## Deine Aufgabe:
Schreib alle folgenden Einträge Zeile für Zeile genau ab, ohne etwas daran zu ändern.

(Einträge zu Layoutbereichen)
※ ※ ※

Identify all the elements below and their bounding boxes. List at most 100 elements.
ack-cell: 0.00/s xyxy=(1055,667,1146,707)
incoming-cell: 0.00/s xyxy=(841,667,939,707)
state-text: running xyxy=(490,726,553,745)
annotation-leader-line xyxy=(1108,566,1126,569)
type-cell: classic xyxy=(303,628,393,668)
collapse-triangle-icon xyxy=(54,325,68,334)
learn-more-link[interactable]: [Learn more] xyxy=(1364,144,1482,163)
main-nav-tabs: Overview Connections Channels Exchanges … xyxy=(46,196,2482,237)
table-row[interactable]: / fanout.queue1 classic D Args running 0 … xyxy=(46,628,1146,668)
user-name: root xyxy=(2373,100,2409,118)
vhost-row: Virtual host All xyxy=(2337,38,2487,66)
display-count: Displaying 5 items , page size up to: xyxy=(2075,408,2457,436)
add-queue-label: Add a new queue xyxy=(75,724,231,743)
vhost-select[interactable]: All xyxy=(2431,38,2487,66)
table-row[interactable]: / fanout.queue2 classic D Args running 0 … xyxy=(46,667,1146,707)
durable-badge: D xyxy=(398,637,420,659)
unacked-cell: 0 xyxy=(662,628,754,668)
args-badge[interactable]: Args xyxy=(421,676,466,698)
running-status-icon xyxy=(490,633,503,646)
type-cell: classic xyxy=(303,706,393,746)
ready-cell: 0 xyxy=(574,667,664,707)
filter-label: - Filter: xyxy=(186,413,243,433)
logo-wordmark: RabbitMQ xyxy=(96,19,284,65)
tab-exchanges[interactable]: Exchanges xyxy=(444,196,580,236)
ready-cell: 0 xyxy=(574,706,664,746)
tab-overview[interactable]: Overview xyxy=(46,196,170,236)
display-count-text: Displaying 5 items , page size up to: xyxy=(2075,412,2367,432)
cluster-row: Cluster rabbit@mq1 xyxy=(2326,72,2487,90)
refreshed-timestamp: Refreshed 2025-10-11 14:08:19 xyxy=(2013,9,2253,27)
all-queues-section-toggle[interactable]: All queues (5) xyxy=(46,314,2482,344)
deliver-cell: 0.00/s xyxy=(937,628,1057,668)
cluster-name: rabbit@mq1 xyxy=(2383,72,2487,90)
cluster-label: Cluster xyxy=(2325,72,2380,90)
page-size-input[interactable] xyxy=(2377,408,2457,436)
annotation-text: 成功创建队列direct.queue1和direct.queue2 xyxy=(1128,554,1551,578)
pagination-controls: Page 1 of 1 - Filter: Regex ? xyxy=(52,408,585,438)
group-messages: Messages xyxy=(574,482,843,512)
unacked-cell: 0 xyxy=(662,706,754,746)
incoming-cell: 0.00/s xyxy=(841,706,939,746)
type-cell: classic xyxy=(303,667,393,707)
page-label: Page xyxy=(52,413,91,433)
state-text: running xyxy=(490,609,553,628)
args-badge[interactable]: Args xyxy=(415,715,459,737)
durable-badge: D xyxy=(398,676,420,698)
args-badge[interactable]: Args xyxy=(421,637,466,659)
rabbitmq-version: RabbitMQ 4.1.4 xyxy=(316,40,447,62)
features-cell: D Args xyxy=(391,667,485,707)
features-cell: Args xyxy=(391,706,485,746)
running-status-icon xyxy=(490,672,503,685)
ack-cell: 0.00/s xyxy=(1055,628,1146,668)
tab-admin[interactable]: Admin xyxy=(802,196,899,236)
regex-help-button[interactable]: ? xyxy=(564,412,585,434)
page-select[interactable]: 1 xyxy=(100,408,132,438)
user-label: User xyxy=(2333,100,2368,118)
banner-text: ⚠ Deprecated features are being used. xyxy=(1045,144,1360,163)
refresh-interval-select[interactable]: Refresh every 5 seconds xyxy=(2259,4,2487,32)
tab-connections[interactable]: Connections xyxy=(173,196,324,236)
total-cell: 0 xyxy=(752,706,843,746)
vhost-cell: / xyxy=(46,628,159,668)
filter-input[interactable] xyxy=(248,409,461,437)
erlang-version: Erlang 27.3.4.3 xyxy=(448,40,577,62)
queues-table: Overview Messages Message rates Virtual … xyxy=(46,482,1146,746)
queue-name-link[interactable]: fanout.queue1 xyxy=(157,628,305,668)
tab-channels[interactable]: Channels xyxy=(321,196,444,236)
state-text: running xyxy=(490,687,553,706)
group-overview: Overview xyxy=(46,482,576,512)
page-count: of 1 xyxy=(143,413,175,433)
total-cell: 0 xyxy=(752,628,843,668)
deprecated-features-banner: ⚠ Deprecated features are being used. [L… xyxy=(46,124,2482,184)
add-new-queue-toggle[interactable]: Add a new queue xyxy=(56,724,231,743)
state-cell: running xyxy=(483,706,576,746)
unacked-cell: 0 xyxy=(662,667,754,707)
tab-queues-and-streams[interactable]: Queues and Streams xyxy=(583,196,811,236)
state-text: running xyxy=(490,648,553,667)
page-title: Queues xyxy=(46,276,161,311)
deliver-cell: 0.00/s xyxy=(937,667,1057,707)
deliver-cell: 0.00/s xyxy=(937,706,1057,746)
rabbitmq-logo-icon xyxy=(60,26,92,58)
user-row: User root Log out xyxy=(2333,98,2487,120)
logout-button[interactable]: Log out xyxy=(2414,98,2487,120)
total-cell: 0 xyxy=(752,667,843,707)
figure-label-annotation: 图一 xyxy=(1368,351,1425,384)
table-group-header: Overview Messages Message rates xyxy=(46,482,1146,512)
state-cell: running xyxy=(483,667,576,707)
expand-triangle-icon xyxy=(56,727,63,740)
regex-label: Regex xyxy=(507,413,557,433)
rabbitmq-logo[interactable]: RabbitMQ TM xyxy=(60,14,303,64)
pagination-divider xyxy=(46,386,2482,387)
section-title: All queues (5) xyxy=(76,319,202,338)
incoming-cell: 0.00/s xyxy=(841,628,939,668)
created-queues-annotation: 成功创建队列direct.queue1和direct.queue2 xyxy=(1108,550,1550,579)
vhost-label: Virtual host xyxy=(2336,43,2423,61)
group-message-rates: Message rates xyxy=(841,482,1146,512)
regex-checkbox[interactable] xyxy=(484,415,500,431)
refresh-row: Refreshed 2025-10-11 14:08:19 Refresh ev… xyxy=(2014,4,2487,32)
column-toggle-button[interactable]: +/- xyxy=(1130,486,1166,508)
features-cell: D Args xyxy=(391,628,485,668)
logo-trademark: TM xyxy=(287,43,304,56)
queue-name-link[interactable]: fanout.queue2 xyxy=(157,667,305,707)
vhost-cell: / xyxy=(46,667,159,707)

※ ※ ※

## Richtige Antwort:
Identify all the elements below and their bounding boxes. List at most 100 elements.
ack-cell: 0.00/s xyxy=(1055,667,1146,707)
incoming-cell: 0.00/s xyxy=(841,667,939,707)
state-text: running xyxy=(490,726,553,745)
annotation-leader-line xyxy=(1108,566,1126,569)
type-cell: classic xyxy=(303,628,393,668)
collapse-triangle-icon xyxy=(54,325,68,334)
learn-more-link[interactable]: [Learn more] xyxy=(1364,144,1482,163)
main-nav-tabs: Overview Connections Channels Exchanges … xyxy=(46,196,2482,237)
table-row[interactable]: / fanout.queue1 classic D Args running 0 … xyxy=(46,628,1146,668)
user-name: root xyxy=(2373,100,2409,118)
vhost-row: Virtual host All xyxy=(2337,38,2487,66)
display-count: Displaying 5 items , page size up to: xyxy=(2075,408,2457,436)
add-queue-label: Add a new queue xyxy=(75,724,231,743)
vhost-select[interactable]: All xyxy=(2431,38,2487,66)
table-row[interactable]: / fanout.queue2 classic D Args running 0 … xyxy=(46,667,1146,707)
durable-badge: D xyxy=(398,637,420,659)
unacked-cell: 0 xyxy=(662,628,754,668)
args-badge[interactable]: Args xyxy=(421,676,466,698)
running-status-icon xyxy=(490,633,503,646)
type-cell: classic xyxy=(303,706,393,746)
ready-cell: 0 xyxy=(574,667,664,707)
filter-label: - Filter: xyxy=(186,413,243,433)
logo-wordmark: RabbitMQ xyxy=(96,19,284,65)
tab-exchanges[interactable]: Exchanges xyxy=(444,196,580,236)
ready-cell: 0 xyxy=(574,706,664,746)
tab-overview[interactable]: Overview xyxy=(46,196,170,236)
display-count-text: Displaying 5 items , page size up to: xyxy=(2075,412,2367,432)
cluster-row: Cluster rabbit@mq1 xyxy=(2326,72,2487,90)
refreshed-timestamp: Refreshed 2025-10-11 14:08:19 xyxy=(2013,9,2253,27)
all-queues-section-toggle[interactable]: All queues (5) xyxy=(46,314,2482,344)
deliver-cell: 0.00/s xyxy=(937,628,1057,668)
cluster-name: rabbit@mq1 xyxy=(2383,72,2487,90)
cluster-label: Cluster xyxy=(2325,72,2380,90)
page-size-input[interactable] xyxy=(2377,408,2457,436)
annotation-text: 成功创建队列direct.queue1和direct.queue2 xyxy=(1128,554,1551,578)
pagination-controls: Page 1 of 1 - Filter: Regex ? xyxy=(52,408,585,438)
group-messages: Messages xyxy=(574,482,843,512)
unacked-cell: 0 xyxy=(662,706,754,746)
incoming-cell: 0.00/s xyxy=(841,706,939,746)
type-cell: classic xyxy=(303,667,393,707)
page-label: Page xyxy=(52,413,91,433)
state-text: running xyxy=(490,609,553,628)
args-badge[interactable]: Args xyxy=(415,715,459,737)
durable-badge: D xyxy=(398,676,420,698)
args-badge[interactable]: Args xyxy=(421,637,466,659)
rabbitmq-version: RabbitMQ 4.1.4 xyxy=(316,40,447,62)
features-cell: D Args xyxy=(391,667,485,707)
features-cell: Args xyxy=(391,706,485,746)
running-status-icon xyxy=(490,672,503,685)
ack-cell: 0.00/s xyxy=(1055,628,1146,668)
tab-admin[interactable]: Admin xyxy=(802,196,899,236)
regex-help-button[interactable]: ? xyxy=(564,412,585,434)
page-select[interactable]: 1 xyxy=(100,408,132,438)
user-label: User xyxy=(2333,100,2368,118)
banner-text: ⚠ Deprecated features are being used. xyxy=(1045,144,1360,163)
refresh-interval-select[interactable]: Refresh every 5 seconds xyxy=(2259,4,2487,32)
tab-connections[interactable]: Connections xyxy=(173,196,324,236)
total-cell: 0 xyxy=(752,706,843,746)
vhost-cell: / xyxy=(46,628,159,668)
filter-input[interactable] xyxy=(248,409,461,437)
erlang-version: Erlang 27.3.4.3 xyxy=(448,40,577,62)
queues-table: Overview Messages Message rates Virtual … xyxy=(46,482,1146,746)
queue-name-link[interactable]: fanout.queue1 xyxy=(157,628,305,668)
tab-channels[interactable]: Channels xyxy=(321,196,444,236)
state-text: running xyxy=(490,687,553,706)
group-overview: Overview xyxy=(46,482,576,512)
page-count: of 1 xyxy=(143,413,175,433)
total-cell: 0 xyxy=(752,628,843,668)
deprecated-features-banner: ⚠ Deprecated features are being used. [L… xyxy=(46,124,2482,184)
add-new-queue-toggle[interactable]: Add a new queue xyxy=(56,724,231,743)
state-cell: running xyxy=(483,706,576,746)
unacked-cell: 0 xyxy=(662,667,754,707)
tab-queues-and-streams[interactable]: Queues and Streams xyxy=(583,196,811,236)
state-text: running xyxy=(490,648,553,667)
page-title: Queues xyxy=(46,276,161,311)
deliver-cell: 0.00/s xyxy=(937,667,1057,707)
deliver-cell: 0.00/s xyxy=(937,706,1057,746)
rabbitmq-logo-icon xyxy=(60,26,92,58)
user-row: User root Log out xyxy=(2333,98,2487,120)
logout-button[interactable]: Log out xyxy=(2414,98,2487,120)
total-cell: 0 xyxy=(752,667,843,707)
figure-label-annotation: 图一 xyxy=(1368,351,1425,384)
table-group-header: Overview Messages Message rates xyxy=(46,482,1146,512)
state-cell: running xyxy=(483,667,576,707)
expand-triangle-icon xyxy=(56,727,63,740)
regex-label: Regex xyxy=(507,413,557,433)
rabbitmq-logo[interactable]: RabbitMQ TM xyxy=(60,14,303,64)
pagination-divider xyxy=(46,386,2482,387)
section-title: All queues (5) xyxy=(76,319,202,338)
incoming-cell: 0.00/s xyxy=(841,628,939,668)
created-queues-annotation: 成功创建队列direct.queue1和direct.queue2 xyxy=(1108,550,1550,579)
vhost-label: Virtual host xyxy=(2336,43,2423,61)
group-message-rates: Message rates xyxy=(841,482,1146,512)
regex-checkbox[interactable] xyxy=(484,415,500,431)
refresh-row: Refreshed 2025-10-11 14:08:19 Refresh ev… xyxy=(2014,4,2487,32)
column-toggle-button[interactable]: +/- xyxy=(1130,486,1166,508)
features-cell: D Args xyxy=(391,628,485,668)
logo-trademark: TM xyxy=(287,43,304,56)
queue-name-link[interactable]: fanout.queue2 xyxy=(157,667,305,707)
vhost-cell: / xyxy=(46,667,159,707)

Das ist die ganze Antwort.